▸ Material supplied
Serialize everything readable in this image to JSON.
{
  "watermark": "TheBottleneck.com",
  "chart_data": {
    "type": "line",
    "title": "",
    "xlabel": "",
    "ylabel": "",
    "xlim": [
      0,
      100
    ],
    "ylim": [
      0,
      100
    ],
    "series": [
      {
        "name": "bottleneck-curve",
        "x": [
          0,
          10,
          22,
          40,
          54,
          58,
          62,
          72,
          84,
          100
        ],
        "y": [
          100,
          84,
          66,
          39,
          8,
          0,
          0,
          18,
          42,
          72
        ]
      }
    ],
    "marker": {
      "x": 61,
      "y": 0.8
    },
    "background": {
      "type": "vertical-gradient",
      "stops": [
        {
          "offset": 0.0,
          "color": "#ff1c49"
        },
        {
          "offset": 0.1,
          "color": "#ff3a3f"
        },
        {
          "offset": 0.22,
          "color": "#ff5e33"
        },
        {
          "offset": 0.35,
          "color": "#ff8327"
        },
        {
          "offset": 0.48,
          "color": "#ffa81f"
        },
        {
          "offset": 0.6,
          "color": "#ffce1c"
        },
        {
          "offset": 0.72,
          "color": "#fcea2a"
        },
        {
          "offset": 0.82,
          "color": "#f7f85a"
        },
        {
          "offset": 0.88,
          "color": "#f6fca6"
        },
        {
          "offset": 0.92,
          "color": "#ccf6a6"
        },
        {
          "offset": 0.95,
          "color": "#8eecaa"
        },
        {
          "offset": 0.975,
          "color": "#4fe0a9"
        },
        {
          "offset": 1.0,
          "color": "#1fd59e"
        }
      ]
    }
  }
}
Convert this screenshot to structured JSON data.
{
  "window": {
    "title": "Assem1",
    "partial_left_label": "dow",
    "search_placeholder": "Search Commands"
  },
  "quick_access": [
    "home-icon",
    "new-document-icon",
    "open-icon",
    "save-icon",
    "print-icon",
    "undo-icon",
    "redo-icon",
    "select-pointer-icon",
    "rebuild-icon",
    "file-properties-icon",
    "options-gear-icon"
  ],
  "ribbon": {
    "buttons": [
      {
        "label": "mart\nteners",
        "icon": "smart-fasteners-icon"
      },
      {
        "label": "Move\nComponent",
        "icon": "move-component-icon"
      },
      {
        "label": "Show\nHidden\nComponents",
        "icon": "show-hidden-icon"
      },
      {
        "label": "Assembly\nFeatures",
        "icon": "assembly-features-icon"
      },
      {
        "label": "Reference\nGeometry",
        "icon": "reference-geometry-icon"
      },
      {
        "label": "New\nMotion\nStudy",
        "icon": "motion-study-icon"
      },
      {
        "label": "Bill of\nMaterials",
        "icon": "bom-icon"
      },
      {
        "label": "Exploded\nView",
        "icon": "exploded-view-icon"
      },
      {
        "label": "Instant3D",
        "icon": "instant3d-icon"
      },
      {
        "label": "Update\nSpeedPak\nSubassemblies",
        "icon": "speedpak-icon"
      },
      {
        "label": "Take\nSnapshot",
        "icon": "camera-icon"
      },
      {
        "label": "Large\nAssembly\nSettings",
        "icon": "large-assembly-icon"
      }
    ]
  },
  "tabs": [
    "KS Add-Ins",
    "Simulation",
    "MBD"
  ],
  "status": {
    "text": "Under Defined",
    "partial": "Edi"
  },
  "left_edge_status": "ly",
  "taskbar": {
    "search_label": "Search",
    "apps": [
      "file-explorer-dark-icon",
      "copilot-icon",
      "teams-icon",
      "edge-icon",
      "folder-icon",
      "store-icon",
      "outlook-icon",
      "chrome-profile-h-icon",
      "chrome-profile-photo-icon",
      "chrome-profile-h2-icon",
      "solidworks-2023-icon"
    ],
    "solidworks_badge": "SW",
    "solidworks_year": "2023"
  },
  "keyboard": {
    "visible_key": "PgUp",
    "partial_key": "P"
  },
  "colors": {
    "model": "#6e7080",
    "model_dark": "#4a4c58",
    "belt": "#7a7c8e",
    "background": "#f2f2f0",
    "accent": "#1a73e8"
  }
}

▸ Given request
Look through the records and gather each line with the word "this".

▸ Task result
Serialize everything readable in this image to JSON.
Convert this screenshot to structured JSON data.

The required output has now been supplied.